> Request
Using the listing below, extract each line that has the word "data" in it.

--- START OF Recorded information ---

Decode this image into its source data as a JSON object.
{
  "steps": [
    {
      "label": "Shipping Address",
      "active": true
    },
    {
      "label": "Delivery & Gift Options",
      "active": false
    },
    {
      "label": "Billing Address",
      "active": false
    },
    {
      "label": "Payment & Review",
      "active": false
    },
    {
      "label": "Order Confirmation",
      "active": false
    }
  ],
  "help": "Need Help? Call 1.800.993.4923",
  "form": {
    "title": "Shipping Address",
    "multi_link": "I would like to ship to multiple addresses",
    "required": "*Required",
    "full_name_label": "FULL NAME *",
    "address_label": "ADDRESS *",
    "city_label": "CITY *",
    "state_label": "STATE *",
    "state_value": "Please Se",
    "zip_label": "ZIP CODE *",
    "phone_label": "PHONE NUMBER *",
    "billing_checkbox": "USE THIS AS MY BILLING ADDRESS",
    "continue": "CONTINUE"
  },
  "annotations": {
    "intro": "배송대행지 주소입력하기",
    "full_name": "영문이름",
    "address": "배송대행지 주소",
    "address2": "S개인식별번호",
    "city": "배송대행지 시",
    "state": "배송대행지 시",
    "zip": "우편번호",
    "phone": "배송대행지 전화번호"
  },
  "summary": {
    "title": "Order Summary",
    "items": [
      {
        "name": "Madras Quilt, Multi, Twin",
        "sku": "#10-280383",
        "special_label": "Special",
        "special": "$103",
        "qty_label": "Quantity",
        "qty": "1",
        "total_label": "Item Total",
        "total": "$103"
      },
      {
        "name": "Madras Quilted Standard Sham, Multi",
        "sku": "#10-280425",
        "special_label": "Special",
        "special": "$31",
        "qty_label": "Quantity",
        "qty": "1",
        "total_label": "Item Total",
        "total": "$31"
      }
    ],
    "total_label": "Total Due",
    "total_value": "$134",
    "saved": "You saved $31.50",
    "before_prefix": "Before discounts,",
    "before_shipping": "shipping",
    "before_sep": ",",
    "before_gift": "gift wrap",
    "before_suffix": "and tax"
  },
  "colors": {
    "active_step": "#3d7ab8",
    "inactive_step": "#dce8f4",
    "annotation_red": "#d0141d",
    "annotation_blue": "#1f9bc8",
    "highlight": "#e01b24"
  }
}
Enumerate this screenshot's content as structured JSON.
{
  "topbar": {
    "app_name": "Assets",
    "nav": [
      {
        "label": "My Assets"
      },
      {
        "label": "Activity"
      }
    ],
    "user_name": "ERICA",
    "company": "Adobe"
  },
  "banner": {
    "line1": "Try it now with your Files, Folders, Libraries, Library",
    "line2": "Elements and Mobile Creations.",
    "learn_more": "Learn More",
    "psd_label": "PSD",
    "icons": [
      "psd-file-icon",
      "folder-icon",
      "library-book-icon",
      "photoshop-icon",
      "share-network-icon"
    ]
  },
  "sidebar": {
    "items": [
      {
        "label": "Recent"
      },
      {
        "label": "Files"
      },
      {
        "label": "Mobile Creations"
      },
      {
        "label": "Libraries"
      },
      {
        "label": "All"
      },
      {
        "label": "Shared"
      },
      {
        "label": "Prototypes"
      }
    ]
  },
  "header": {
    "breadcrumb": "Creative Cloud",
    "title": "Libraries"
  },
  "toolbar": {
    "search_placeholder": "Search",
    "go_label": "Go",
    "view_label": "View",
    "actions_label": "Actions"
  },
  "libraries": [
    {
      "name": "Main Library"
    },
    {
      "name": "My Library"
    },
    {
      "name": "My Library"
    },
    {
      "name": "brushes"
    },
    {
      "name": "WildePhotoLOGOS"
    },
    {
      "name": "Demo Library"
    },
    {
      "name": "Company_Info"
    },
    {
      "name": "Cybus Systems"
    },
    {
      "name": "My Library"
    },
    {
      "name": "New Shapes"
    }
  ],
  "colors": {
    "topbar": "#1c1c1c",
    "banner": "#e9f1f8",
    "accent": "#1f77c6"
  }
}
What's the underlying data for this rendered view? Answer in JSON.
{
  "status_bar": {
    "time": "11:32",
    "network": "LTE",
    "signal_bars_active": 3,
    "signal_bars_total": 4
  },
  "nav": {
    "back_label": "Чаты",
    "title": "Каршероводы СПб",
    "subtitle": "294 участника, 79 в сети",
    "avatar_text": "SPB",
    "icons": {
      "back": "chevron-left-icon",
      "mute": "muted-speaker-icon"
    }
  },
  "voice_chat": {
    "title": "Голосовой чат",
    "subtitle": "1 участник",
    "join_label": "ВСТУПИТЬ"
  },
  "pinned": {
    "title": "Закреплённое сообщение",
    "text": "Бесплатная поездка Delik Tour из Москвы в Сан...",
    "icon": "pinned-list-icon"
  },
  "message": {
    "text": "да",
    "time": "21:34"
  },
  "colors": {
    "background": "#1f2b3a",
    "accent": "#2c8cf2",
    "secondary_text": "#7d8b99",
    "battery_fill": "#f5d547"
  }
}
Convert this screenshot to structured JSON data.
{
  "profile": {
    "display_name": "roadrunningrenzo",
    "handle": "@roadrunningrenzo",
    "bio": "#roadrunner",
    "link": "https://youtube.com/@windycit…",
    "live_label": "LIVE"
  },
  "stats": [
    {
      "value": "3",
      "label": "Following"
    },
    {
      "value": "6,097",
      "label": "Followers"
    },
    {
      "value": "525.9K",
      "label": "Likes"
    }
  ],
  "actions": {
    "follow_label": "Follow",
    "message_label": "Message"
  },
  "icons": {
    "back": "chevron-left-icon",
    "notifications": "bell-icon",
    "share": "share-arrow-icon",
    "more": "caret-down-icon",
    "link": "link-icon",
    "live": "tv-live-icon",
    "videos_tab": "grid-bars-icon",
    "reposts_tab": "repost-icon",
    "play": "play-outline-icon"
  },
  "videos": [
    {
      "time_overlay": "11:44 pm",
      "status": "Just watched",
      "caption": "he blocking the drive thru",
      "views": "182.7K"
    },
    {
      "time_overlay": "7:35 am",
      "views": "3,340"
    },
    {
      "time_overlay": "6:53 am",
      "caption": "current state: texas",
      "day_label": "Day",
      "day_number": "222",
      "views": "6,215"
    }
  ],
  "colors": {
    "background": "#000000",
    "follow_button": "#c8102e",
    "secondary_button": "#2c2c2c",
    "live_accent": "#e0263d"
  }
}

--- END OF Recorded information ---

> Result
Decode this image into its source data as a JSON object.
What's the underlying data for this rendered view? Answer in JSON.
Convert this screenshot to structured JSON data.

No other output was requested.